[Saved entries]
:::::
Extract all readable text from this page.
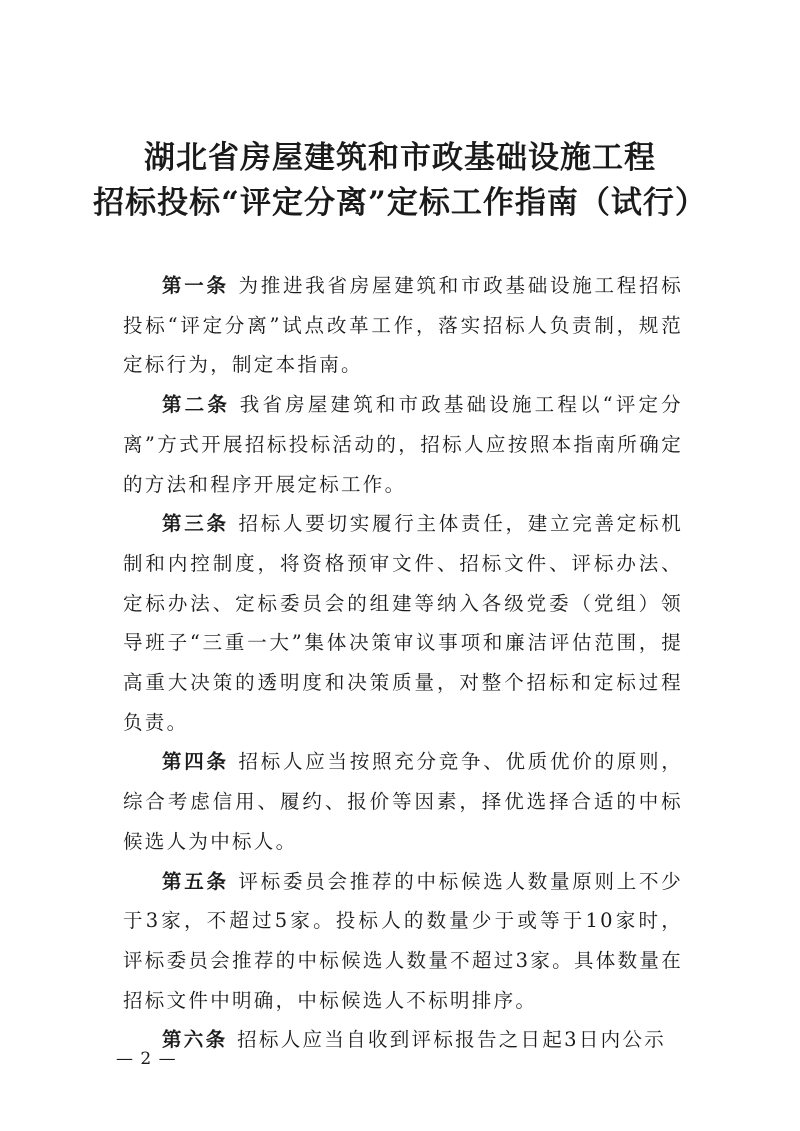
湖北省房屋建筑和市政基础设施工程
招标投标“评定分离”定标工作指南（试行）

第一条 为推进我省房屋建筑和市政基础设施工程招标投标“评定分离”试点改革工作，落实招标人负责制，规范定标行为，制定本指南。

第二条 我省房屋建筑和市政基础设施工程以“评定分离”方式开展招标投标活动的，招标人应按照本指南所确定的方法和程序开展定标工作。

第三条 招标人要切实履行主体责任，建立完善定标机制和内控制度，将资格预审文件、招标文件、评标办法、定标办法、定标委员会的组建等纳入各级党委（党组）领导班子“三重一大”集体决策审议事项和廉洁评估范围，提高重大决策的透明度和决策质量，对整个招标和定标过程负责。

第四条 招标人应当按照充分竞争、优质优价的原则，综合考虑信用、履约、报价等因素，择优选择合适的中标候选人为中标人。

第五条 评标委员会推荐的中标候选人数量原则上不少于3家，不超过5家。投标人的数量少于或等于10家时，评标委员会推荐的中标候选人数量不超过3家。具体数量在招标文件中明确，中标候选人不标明排序。

第六条 招标人应当自收到评标报告之日起3日内公示

— 2 —
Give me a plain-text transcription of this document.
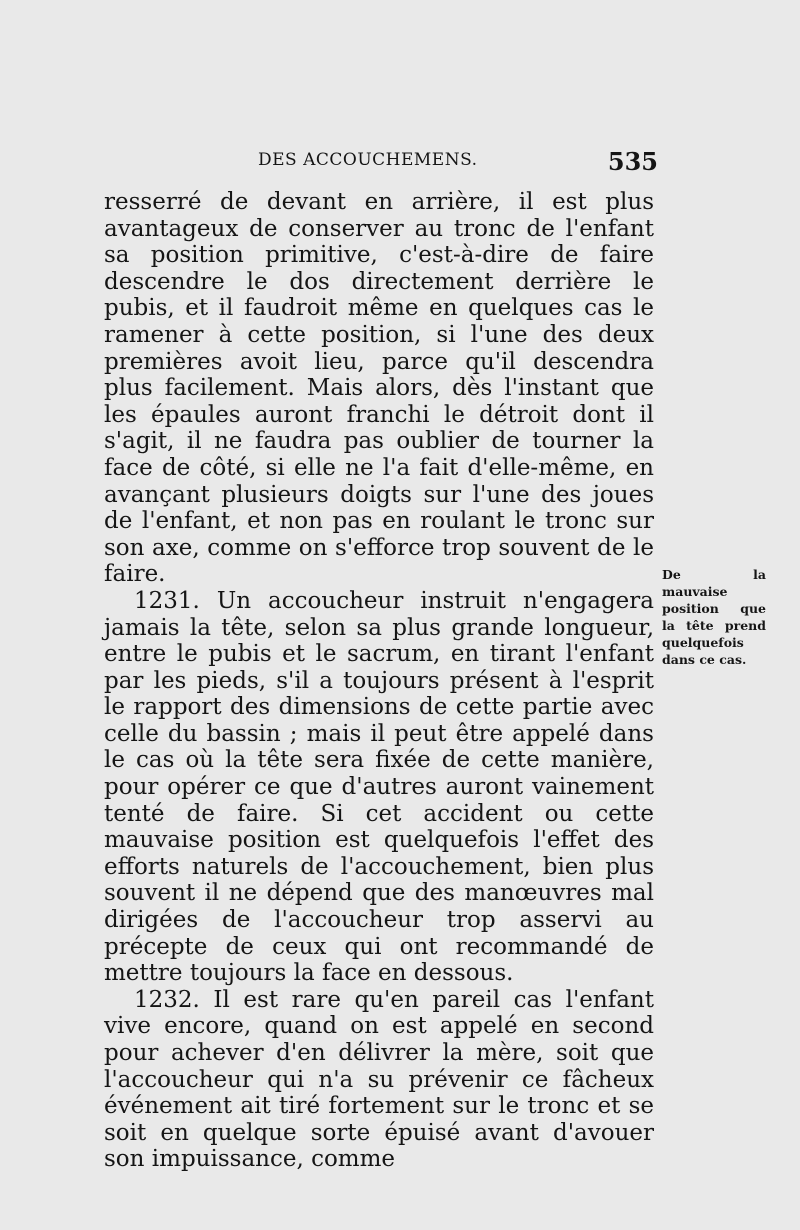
DES ACCOUCHEMENS.	535

resserré de devant en arrière, il est plus avantageux de conserver au tronc de l'enfant sa position primitive, c'est-à-dire de faire descendre le dos directement derrière le pubis, et il faudroit même en quelques cas le ramener à cette position, si l'une des deux premières avoit lieu, parce qu'il descendra plus facilement. Mais alors, dès l'instant que les épaules auront franchi le détroit dont il s'agit, il ne faudra pas oublier de tourner la face de côté, si elle ne l'a fait d'elle-même, en avançant plusieurs doigts sur l'une des joues de l'enfant, et non pas en roulant le tronc sur son axe, comme on s'efforce trop souvent de le faire.

1231. Un accoucheur instruit n'engagera jamais la tête, selon sa plus grande longueur, entre le pubis et le sacrum, en tirant l'enfant par les pieds, s'il a toujours présent à l'esprit le rapport des dimensions de cette partie avec celle du bassin ; mais il peut être appelé dans le cas où la tête sera fixée de cette manière, pour opérer ce que d'autres auront vainement tenté de faire. Si cet accident ou cette mauvaise position est quelquefois l'effet des efforts naturels de l'accouchement, bien plus souvent il ne dépend que des manœuvres mal dirigées de l'accoucheur trop asservi au précepte de ceux qui ont recommandé de mettre toujours la face en dessous.

1232. Il est rare qu'en pareil cas l'enfant vive encore, quand on est appelé en second pour achever d'en délivrer la mère, soit que l'accoucheur qui n'a su prévenir ce fâcheux événement ait tiré fortement sur le tronc et se soit en quelque sorte épuisé avant d'avouer son impuissance, comme

De la mauvaise position que la tête prend quelquefois dans ce cas.
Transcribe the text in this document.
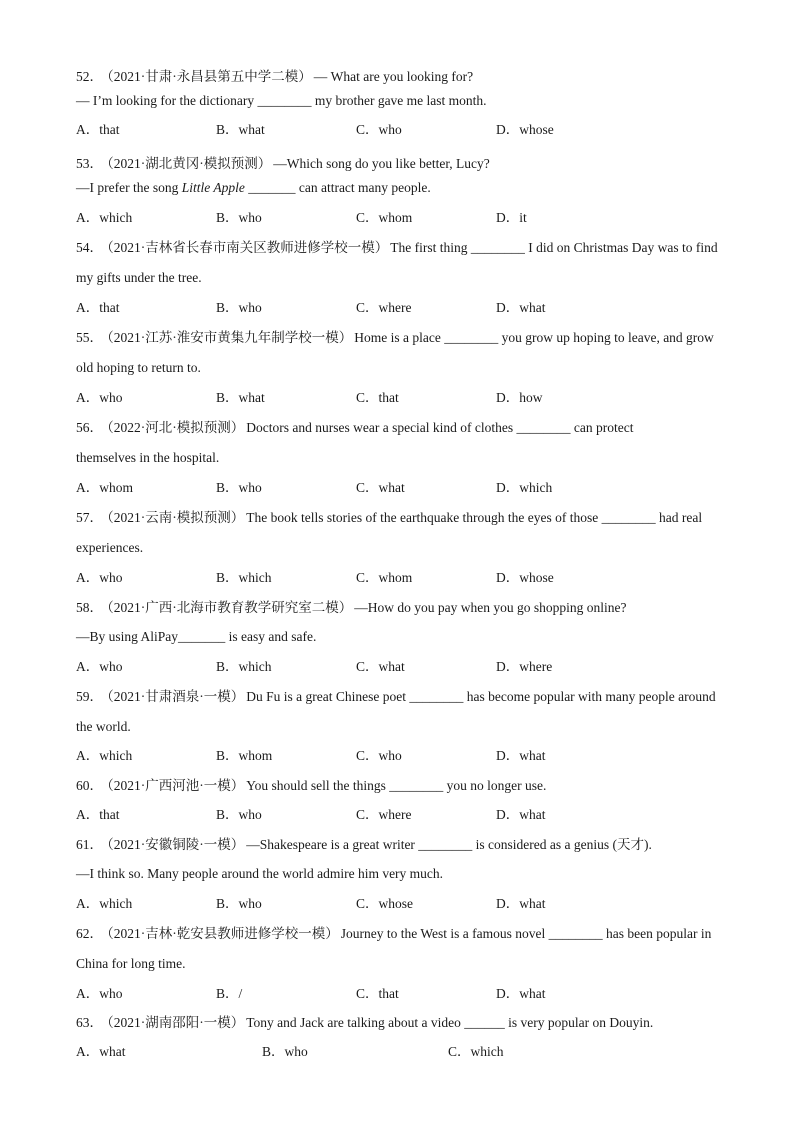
52． （2021·甘肃·永昌县第五中学二模） — What are you looking for?
— I’m looking for the dictionary ________ my brother gave me last month.
A．that	B．what	C．who	D．whose
53． （2021·湖北黄冈·模拟预测） —Which song do you like better, Lucy?
—I prefer the song Little Apple _______ can attract many people.
A．which	B．who	C．whom	D．it
54． （2021·吉林省长春市南关区教师进修学校一模） The first thing ________ I did on Christmas Day was to find my gifts under the tree.
A．that	B．who	C．where	D．what
55． （2021·江苏·淮安市黄集九年制学校一模） Home is a place ________ you grow up hoping to leave, and grow old hoping to return to.
A．who	B．what	C．that	D．how
56． （2022·河北·模拟预测） Doctors and nurses wear a special kind of clothes ________ can protect themselves in the hospital.
A．whom	B．who	C．what	D．which
57． （2021·云南·模拟预测） The book tells stories of the earthquake through the eyes of those ________ had real experiences.
A．who	B．which	C．whom	D．whose
58． （2021·广西·北海市教育教学研究室二模） —How do you pay when you go shopping online?
—By using AliPay_______ is easy and safe.
A．who	B．which	C．what	D．where
59． （2021·甘肃酒泉·一模） Du Fu is a great Chinese poet ________ has become popular with many people around the world.
A．which	B．whom	C．who	D．what
60． （2021·广西河池·一模） You should sell the things ________ you no longer use.
A．that	B．who	C．where	D．what
61． （2021·安徽铜陵·一模） —Shakespeare is a great writer ________ is considered as a genius (天才).
—I think so. Many people around the world admire him very much.
A．which	B．who	C．whose	D．what
62． （2021·吉林·乾安县教师进修学校一模） Journey to the West is a famous novel ________ has been popular in China for long time.
A．who	B．/	C．that	D．what
63． （2021·湖南邵阳·一模） Tony and Jack are talking about a video ______ is very popular on Douyin.
A．what	B．who	C．which
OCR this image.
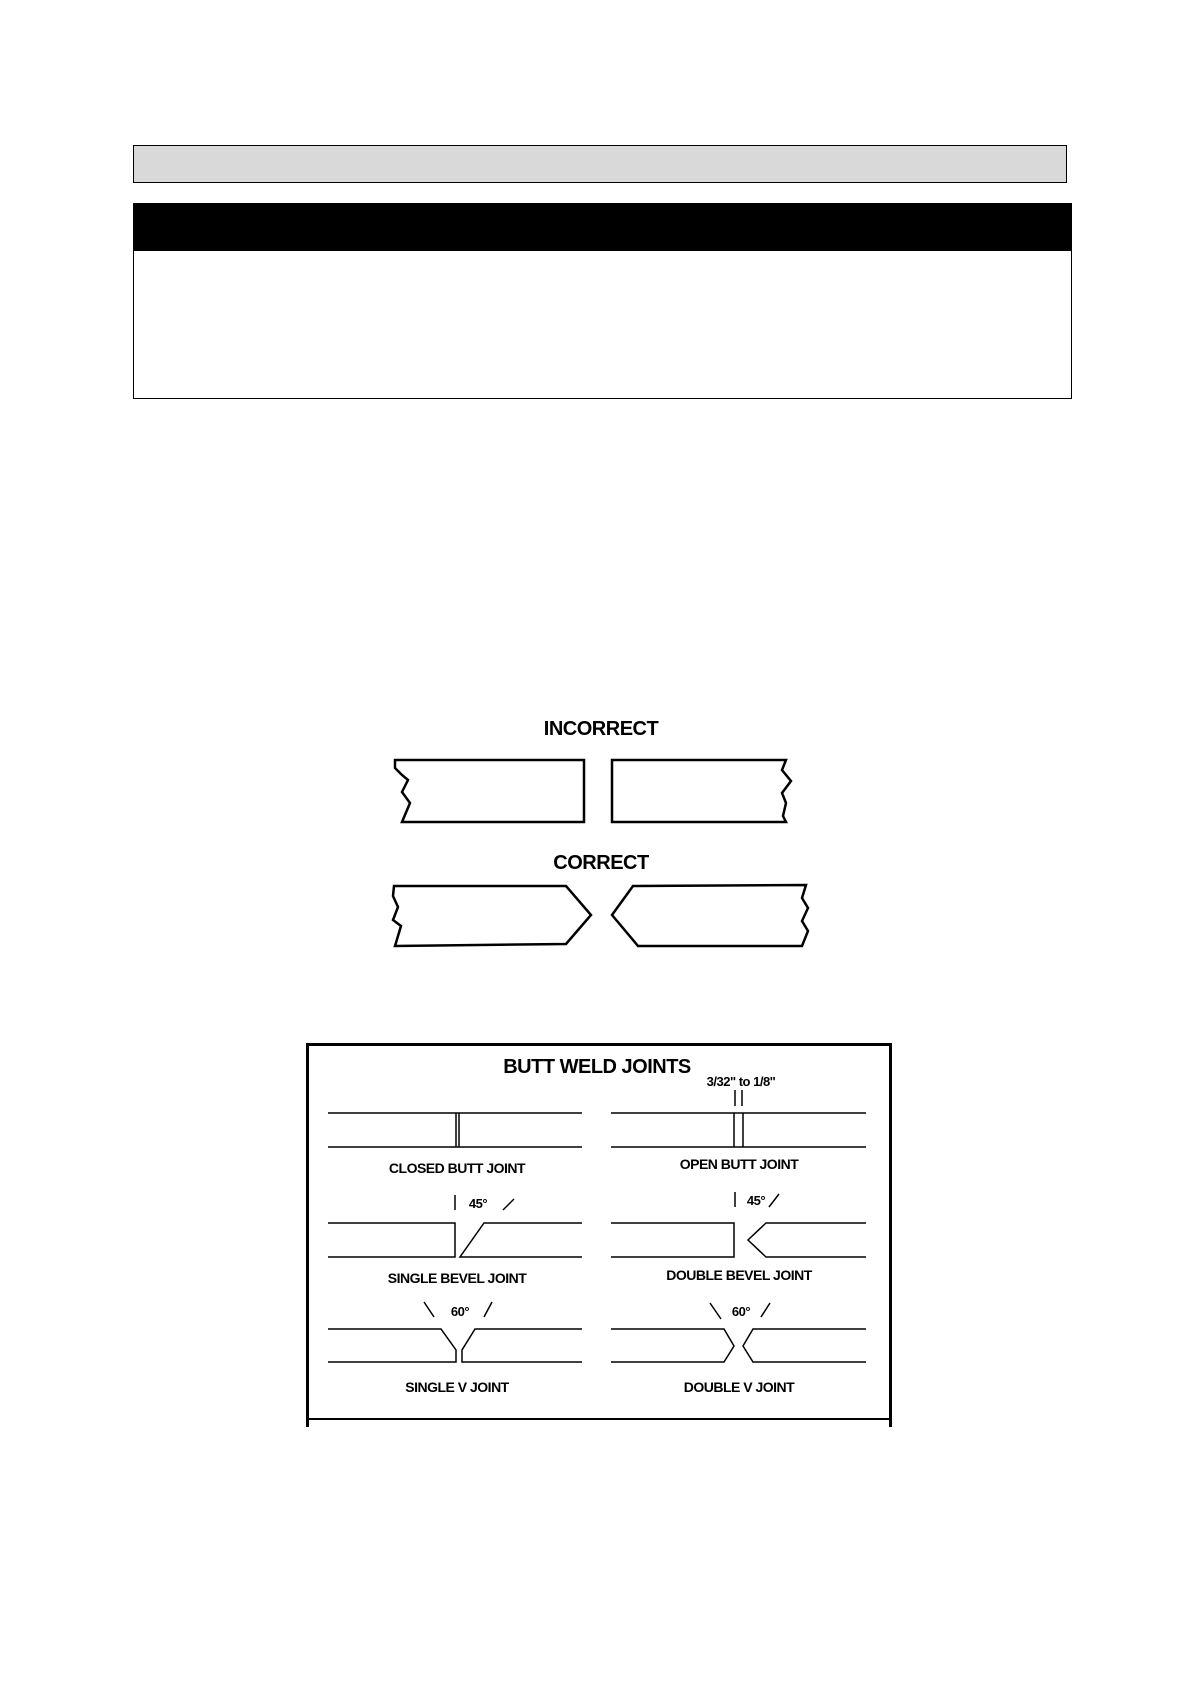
INCORRECT
CORRECT
BUTT WELD JOINTS
3/32" to 1/8"
CLOSED BUTT JOINT	OPEN BUTT JOINT
45°	45°
SINGLE BEVEL JOINT	DOUBLE BEVEL JOINT
60°	60°
SINGLE V JOINT	DOUBLE V JOINT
:::::
Pictures are left out; print exactly the lines from the one holding "OCR this image." through the last line of the listing above, both included.

▶ _Task answer_
OCR this image.
INCORRECT
CORRECT
BUTT WELD JOINTS
3/32" to 1/8"
CLOSED BUTT JOINT	OPEN BUTT JOINT
45°	45°
SINGLE BEVEL JOINT	DOUBLE BEVEL JOINT
60°	60°
SINGLE V JOINT	DOUBLE V JOINT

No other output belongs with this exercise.